* RECORDS SHOWN *
--*--

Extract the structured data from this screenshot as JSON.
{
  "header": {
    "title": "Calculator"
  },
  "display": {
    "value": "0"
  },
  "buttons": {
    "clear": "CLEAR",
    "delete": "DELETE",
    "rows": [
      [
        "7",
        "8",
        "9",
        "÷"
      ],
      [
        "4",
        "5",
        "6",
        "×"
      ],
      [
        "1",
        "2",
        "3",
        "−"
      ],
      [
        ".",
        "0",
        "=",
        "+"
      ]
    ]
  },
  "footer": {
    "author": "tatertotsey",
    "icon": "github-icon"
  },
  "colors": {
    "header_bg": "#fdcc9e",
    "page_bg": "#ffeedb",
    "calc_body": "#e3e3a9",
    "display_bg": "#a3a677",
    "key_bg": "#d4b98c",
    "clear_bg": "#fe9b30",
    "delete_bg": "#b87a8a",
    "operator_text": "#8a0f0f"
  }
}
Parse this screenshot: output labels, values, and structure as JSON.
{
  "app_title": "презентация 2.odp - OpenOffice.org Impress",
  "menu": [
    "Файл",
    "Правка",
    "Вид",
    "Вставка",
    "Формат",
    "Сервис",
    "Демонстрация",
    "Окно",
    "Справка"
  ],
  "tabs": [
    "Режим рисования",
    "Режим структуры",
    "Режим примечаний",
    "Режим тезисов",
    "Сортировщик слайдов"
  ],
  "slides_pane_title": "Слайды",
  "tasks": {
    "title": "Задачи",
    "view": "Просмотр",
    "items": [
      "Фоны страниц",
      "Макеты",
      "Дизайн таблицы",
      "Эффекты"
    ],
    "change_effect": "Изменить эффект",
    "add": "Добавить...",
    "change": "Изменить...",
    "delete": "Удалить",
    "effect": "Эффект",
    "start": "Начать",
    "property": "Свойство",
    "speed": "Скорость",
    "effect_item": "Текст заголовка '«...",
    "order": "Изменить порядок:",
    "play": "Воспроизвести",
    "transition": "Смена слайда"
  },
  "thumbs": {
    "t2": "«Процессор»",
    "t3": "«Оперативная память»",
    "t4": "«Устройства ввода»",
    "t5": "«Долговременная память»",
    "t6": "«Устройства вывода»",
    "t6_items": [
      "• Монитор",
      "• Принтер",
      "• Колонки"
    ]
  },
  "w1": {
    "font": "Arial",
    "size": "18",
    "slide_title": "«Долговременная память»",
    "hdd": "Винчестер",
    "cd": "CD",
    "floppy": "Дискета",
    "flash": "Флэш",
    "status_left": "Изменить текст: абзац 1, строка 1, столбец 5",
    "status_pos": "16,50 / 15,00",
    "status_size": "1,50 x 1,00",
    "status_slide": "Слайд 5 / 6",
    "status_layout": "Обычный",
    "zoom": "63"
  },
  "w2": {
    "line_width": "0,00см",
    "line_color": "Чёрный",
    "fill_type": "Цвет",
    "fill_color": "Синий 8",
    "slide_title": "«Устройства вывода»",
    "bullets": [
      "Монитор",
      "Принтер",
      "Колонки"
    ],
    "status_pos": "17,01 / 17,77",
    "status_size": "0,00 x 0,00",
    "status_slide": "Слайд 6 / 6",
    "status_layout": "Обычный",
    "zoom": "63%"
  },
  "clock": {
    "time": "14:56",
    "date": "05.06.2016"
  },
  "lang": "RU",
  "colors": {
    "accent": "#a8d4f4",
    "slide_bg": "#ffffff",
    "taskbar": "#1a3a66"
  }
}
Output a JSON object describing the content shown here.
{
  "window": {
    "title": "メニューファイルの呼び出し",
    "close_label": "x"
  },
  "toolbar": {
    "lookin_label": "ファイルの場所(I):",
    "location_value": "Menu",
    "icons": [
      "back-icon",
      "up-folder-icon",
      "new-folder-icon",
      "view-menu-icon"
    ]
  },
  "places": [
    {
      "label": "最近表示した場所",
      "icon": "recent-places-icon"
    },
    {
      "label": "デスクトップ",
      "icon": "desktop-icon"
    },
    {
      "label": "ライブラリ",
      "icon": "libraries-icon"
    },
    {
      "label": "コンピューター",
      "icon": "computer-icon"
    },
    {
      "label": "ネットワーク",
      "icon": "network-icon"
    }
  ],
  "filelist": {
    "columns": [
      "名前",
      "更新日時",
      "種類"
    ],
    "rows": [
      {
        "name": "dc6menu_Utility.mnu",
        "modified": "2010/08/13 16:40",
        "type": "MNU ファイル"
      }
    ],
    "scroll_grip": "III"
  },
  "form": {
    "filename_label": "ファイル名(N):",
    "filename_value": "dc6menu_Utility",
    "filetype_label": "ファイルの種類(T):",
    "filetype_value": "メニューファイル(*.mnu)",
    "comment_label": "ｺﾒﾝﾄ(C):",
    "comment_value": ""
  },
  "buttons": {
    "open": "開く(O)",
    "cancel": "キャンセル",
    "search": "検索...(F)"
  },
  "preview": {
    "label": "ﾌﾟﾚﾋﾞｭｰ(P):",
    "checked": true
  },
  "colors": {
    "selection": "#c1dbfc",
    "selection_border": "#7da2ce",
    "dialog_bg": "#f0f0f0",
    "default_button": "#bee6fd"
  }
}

--*--

* WORK TO COMPLETE *
Using the listing, collect all lines in which the string "JSON" is found.

* SOLUTION FOR THIS PROBLEM *
Extract the structured data from this screenshot as JSON.
Parse this screenshot: output labels, values, and structure as JSON.
Output a JSON object describing the content shown here.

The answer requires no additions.